▸ To do
Reproduce the material word for word; the images stay out.

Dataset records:
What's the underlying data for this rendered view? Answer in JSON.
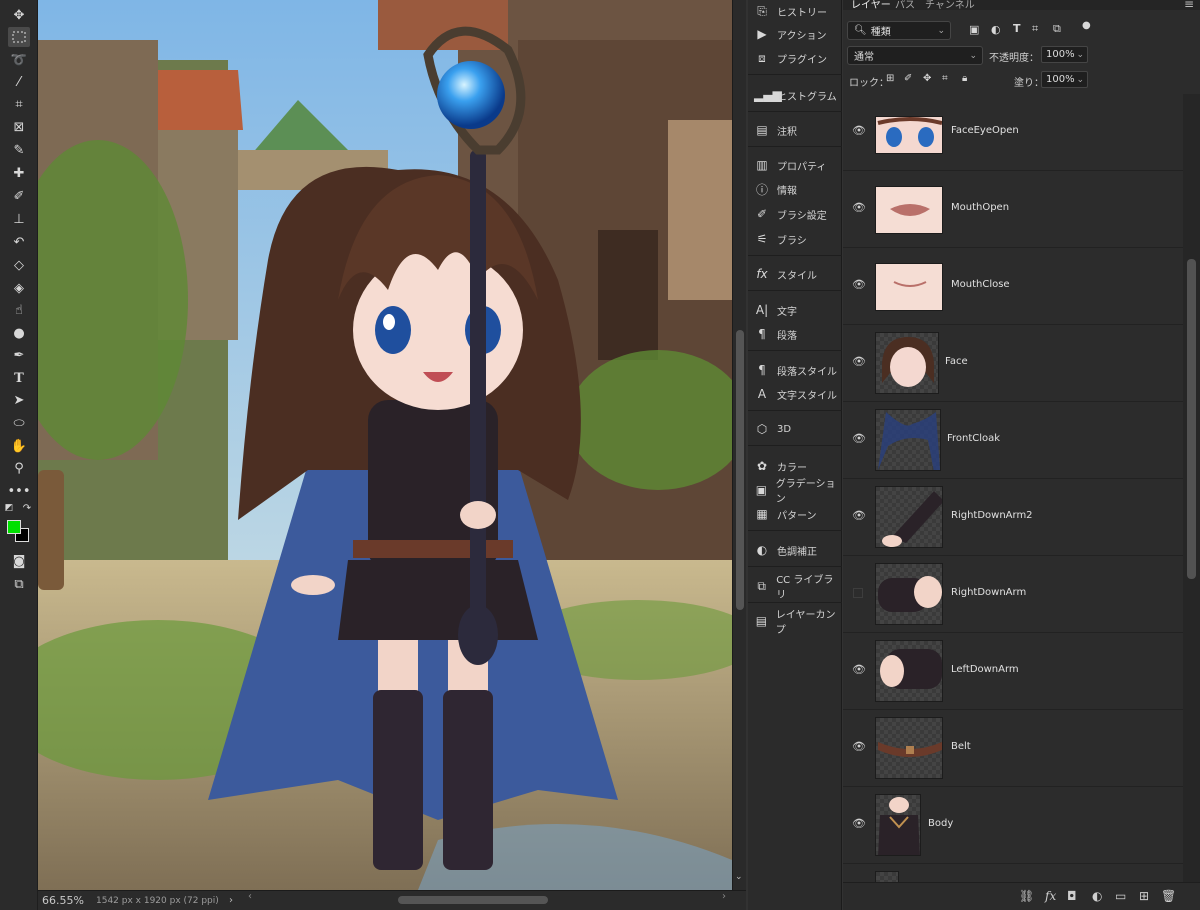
{
  "toolbar": {
    "tools": [
      "move-icon",
      "marquee-icon",
      "lasso-icon",
      "magic-wand-icon",
      "crop-icon",
      "frame-icon",
      "eyedropper-icon",
      "healing-brush-icon",
      "brush-icon",
      "stamp-icon",
      "history-brush-icon",
      "eraser-icon",
      "paint-bucket-icon",
      "smudge-icon",
      "dodge-icon",
      "pen-icon",
      "type-icon",
      "path-select-icon",
      "ellipse-icon",
      "hand-icon",
      "zoom-icon",
      "more-tools-icon"
    ],
    "foreground_color": "#00e000",
    "background_color": "#000000"
  },
  "status": {
    "zoom": "66.55%",
    "doc_info": "1542 px x 1920 px (72 ppi)"
  },
  "dock": {
    "items": [
      {
        "label": "ヒストリー",
        "icon": "history-icon"
      },
      {
        "label": "アクション",
        "icon": "actions-icon"
      },
      {
        "label": "プラグイン",
        "icon": "plugins-icon"
      },
      {
        "label": "ヒストグラム",
        "icon": "histogram-icon"
      },
      {
        "label": "注釈",
        "icon": "notes-icon"
      },
      {
        "label": "プロパティ",
        "icon": "properties-icon"
      },
      {
        "label": "情報",
        "icon": "info-icon"
      },
      {
        "label": "ブラシ設定",
        "icon": "brush-settings-icon"
      },
      {
        "label": "ブラシ",
        "icon": "brushes-icon"
      },
      {
        "label": "スタイル",
        "icon": "styles-icon"
      },
      {
        "label": "文字",
        "icon": "character-icon"
      },
      {
        "label": "段落",
        "icon": "paragraph-icon"
      },
      {
        "label": "段落スタイル",
        "icon": "paragraph-styles-icon"
      },
      {
        "label": "文字スタイル",
        "icon": "character-styles-icon"
      },
      {
        "label": "3D",
        "icon": "3d-icon"
      },
      {
        "label": "カラー",
        "icon": "color-icon"
      },
      {
        "label": "グラデーション",
        "icon": "gradients-icon"
      },
      {
        "label": "パターン",
        "icon": "patterns-icon"
      },
      {
        "label": "色調補正",
        "icon": "adjustments-icon"
      },
      {
        "label": "CC ライブラリ",
        "icon": "libraries-icon"
      },
      {
        "label": "レイヤーカンプ",
        "icon": "layer-comps-icon"
      }
    ]
  },
  "layers_panel": {
    "tabs": [
      "レイヤー",
      "パス",
      "チャンネル"
    ],
    "filter_kind": "種類",
    "blend_mode": "通常",
    "opacity_label": "不透明度：",
    "opacity_value": "100%",
    "lock_label": "ロック：",
    "fill_label": "塗り：",
    "fill_value": "100%",
    "layers": [
      {
        "name": "FaceEyeOpen",
        "visible": true
      },
      {
        "name": "MouthOpen",
        "visible": true
      },
      {
        "name": "MouthClose",
        "visible": true
      },
      {
        "name": "Face",
        "visible": true
      },
      {
        "name": "FrontCloak",
        "visible": true
      },
      {
        "name": "RightDownArm2",
        "visible": true
      },
      {
        "name": "RightDownArm",
        "visible": false
      },
      {
        "name": "LeftDownArm",
        "visible": true
      },
      {
        "name": "Belt",
        "visible": true
      },
      {
        "name": "Body",
        "visible": true
      }
    ]
  }
}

▸ Result below
What's the underlying data for this rendered view? Answer in JSON.
{
  "toolbar": {
    "tools": [
      "move-icon",
      "marquee-icon",
      "lasso-icon",
      "magic-wand-icon",
      "crop-icon",
      "frame-icon",
      "eyedropper-icon",
      "healing-brush-icon",
      "brush-icon",
      "stamp-icon",
      "history-brush-icon",
      "eraser-icon",
      "paint-bucket-icon",
      "smudge-icon",
      "dodge-icon",
      "pen-icon",
      "type-icon",
      "path-select-icon",
      "ellipse-icon",
      "hand-icon",
      "zoom-icon",
      "more-tools-icon"
    ],
    "foreground_color": "#00e000",
    "background_color": "#000000"
  },
  "status": {
    "zoom": "66.55%",
    "doc_info": "1542 px x 1920 px (72 ppi)"
  },
  "dock": {
    "items": [
      {
        "label": "ヒストリー",
        "icon": "history-icon"
      },
      {
        "label": "アクション",
        "icon": "actions-icon"
      },
      {
        "label": "プラグイン",
        "icon": "plugins-icon"
      },
      {
        "label": "ヒストグラム",
        "icon": "histogram-icon"
      },
      {
        "label": "注釈",
        "icon": "notes-icon"
      },
      {
        "label": "プロパティ",
        "icon": "properties-icon"
      },
      {
        "label": "情報",
        "icon": "info-icon"
      },
      {
        "label": "ブラシ設定",
        "icon": "brush-settings-icon"
      },
      {
        "label": "ブラシ",
        "icon": "brushes-icon"
      },
      {
        "label": "スタイル",
        "icon": "styles-icon"
      },
      {
        "label": "文字",
        "icon": "character-icon"
      },
      {
        "label": "段落",
        "icon": "paragraph-icon"
      },
      {
        "label": "段落スタイル",
        "icon": "paragraph-styles-icon"
      },
      {
        "label": "文字スタイル",
        "icon": "character-styles-icon"
      },
      {
        "label": "3D",
        "icon": "3d-icon"
      },
      {
        "label": "カラー",
        "icon": "color-icon"
      },
      {
        "label": "グラデーション",
        "icon": "gradients-icon"
      },
      {
        "label": "パターン",
        "icon": "patterns-icon"
      },
      {
        "label": "色調補正",
        "icon": "adjustments-icon"
      },
      {
        "label": "CC ライブラリ",
        "icon": "libraries-icon"
      },
      {
        "label": "レイヤーカンプ",
        "icon": "layer-comps-icon"
      }
    ]
  },
  "layers_panel": {
    "tabs": [
      "レイヤー",
      "パス",
      "チャンネル"
    ],
    "filter_kind": "種類",
    "blend_mode": "通常",
    "opacity_label": "不透明度：",
    "opacity_value": "100%",
    "lock_label": "ロック：",
    "fill_label": "塗り：",
    "fill_value": "100%",
    "layers": [
      {
        "name": "FaceEyeOpen",
        "visible": true
      },
      {
        "name": "MouthOpen",
        "visible": true
      },
      {
        "name": "MouthClose",
        "visible": true
      },
      {
        "name": "Face",
        "visible": true
      },
      {
        "name": "FrontCloak",
        "visible": true
      },
      {
        "name": "RightDownArm2",
        "visible": true
      },
      {
        "name": "RightDownArm",
        "visible": false
      },
      {
        "name": "LeftDownArm",
        "visible": true
      },
      {
        "name": "Belt",
        "visible": true
      },
      {
        "name": "Body",
        "visible": true
      }
    ]
  }
}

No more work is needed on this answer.